___ Input data ___

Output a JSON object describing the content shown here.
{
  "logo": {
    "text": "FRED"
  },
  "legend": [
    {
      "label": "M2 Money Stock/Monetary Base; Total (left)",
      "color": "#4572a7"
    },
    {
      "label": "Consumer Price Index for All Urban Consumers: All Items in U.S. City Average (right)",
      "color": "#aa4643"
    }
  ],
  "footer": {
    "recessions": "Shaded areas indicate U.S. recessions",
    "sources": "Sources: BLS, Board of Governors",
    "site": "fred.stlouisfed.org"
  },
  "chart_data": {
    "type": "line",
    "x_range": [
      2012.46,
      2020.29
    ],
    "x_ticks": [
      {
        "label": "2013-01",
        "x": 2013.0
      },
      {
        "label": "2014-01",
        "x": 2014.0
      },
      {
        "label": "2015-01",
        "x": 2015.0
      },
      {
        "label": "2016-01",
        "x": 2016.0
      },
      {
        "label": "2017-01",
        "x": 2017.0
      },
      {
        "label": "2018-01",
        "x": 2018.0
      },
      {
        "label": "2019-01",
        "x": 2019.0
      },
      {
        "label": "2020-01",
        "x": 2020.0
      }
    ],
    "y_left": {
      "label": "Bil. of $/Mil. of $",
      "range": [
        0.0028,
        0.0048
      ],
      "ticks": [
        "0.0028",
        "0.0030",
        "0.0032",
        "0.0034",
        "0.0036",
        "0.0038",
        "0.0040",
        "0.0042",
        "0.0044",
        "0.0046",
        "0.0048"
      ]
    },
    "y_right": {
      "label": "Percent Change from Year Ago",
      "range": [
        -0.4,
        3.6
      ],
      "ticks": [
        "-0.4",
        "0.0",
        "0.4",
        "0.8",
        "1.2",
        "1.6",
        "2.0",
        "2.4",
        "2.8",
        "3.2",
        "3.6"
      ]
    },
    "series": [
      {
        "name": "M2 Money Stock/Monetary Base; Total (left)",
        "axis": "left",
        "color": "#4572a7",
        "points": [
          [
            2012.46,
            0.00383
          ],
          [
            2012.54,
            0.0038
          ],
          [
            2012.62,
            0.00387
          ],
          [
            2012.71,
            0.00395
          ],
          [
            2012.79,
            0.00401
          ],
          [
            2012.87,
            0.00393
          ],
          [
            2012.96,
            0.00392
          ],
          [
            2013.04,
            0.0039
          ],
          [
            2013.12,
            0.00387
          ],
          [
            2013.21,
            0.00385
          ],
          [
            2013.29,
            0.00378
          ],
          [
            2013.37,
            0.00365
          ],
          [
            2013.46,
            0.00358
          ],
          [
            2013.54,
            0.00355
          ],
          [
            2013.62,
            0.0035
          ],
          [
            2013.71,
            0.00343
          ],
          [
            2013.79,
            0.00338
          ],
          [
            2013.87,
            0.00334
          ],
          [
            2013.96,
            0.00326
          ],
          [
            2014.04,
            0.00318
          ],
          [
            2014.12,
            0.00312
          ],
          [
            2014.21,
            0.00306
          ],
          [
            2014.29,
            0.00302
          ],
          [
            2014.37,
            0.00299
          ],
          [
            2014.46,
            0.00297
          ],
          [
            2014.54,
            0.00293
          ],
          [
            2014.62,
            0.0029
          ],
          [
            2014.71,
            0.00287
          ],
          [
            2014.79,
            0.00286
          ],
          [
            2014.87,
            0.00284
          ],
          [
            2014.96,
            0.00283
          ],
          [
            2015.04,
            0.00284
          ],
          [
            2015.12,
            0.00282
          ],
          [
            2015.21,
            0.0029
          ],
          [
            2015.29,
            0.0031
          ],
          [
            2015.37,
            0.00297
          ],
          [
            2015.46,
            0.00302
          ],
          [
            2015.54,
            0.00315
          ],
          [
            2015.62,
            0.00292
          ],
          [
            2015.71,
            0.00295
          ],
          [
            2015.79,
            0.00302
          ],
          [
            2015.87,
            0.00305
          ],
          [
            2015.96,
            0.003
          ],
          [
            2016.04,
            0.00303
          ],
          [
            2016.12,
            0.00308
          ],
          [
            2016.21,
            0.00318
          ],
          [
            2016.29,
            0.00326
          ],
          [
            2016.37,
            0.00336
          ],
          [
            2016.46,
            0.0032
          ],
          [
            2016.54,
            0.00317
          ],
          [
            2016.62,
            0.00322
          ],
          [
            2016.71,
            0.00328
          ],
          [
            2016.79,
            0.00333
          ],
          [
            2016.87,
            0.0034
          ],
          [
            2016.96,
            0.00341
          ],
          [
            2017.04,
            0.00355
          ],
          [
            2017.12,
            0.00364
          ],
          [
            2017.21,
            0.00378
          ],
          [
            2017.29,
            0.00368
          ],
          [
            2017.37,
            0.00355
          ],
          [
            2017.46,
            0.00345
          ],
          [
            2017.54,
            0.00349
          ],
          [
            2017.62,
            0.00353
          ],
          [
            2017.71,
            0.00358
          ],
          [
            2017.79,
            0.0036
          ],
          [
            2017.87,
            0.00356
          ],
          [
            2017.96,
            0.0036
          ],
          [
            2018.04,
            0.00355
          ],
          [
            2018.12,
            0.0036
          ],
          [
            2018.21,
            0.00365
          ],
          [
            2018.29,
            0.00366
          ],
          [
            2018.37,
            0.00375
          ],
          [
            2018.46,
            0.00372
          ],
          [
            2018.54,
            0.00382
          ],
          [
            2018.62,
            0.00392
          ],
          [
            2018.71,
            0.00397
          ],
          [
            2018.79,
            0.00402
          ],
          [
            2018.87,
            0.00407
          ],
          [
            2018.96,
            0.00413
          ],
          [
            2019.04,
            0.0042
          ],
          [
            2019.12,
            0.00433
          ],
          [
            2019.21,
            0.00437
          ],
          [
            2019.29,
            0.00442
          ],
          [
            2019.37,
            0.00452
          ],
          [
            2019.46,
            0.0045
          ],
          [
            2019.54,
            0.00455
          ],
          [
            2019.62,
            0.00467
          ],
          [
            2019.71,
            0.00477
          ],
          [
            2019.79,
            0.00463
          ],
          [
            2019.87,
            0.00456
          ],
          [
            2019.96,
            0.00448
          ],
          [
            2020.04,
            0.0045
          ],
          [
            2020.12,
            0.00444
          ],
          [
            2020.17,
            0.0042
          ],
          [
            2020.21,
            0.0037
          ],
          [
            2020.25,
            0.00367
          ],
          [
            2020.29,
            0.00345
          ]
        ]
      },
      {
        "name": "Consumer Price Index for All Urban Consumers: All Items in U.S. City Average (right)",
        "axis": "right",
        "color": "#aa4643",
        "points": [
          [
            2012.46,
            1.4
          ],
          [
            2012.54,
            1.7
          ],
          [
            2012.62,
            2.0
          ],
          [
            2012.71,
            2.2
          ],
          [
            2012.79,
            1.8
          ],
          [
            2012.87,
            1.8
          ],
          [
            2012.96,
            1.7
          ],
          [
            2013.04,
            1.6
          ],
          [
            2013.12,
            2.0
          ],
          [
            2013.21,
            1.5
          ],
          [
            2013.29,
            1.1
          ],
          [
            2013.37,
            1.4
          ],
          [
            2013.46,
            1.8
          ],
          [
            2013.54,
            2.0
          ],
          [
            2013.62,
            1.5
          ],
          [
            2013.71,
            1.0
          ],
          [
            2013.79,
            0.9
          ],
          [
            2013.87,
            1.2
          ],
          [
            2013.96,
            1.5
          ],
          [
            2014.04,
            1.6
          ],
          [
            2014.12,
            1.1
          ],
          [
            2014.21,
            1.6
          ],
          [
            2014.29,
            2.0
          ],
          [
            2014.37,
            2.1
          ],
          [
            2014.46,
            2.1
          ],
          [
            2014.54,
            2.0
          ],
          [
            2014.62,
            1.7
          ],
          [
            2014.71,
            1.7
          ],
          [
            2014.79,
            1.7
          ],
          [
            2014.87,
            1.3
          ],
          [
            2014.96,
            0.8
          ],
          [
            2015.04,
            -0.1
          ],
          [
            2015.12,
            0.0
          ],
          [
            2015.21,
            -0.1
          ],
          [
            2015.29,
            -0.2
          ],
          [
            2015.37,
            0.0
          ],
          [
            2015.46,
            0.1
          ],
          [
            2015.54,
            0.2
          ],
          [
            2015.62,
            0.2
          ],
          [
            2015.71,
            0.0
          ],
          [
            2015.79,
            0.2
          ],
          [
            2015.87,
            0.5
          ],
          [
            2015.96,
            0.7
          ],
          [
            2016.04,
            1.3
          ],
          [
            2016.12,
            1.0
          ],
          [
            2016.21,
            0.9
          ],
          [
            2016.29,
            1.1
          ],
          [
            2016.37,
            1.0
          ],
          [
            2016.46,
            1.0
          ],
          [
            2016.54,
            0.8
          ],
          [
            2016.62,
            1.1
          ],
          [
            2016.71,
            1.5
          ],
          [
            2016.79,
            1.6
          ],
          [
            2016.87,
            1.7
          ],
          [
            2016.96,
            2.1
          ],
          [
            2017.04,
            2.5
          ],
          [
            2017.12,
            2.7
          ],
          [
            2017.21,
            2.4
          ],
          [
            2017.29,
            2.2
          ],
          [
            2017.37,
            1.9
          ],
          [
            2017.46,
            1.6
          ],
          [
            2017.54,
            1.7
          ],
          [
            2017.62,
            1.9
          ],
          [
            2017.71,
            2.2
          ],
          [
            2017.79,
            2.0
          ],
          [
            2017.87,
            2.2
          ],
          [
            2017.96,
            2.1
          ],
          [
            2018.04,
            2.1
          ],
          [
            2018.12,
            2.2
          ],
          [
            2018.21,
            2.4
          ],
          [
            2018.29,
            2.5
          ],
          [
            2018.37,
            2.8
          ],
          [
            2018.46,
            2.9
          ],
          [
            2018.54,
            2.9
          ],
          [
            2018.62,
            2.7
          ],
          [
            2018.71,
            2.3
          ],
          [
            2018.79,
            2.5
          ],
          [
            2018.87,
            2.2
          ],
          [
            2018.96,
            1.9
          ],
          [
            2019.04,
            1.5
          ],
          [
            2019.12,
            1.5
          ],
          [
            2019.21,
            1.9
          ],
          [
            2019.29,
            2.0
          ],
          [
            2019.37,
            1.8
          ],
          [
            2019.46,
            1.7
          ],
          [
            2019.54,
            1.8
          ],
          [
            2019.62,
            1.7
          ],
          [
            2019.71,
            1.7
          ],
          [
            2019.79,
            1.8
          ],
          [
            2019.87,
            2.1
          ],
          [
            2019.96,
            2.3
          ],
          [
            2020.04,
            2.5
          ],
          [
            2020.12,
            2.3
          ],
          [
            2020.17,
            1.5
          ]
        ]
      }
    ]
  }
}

___

#### Task to complete:
Tell how many lines of the data include the word "label", and nothing else.

#### Task result:
12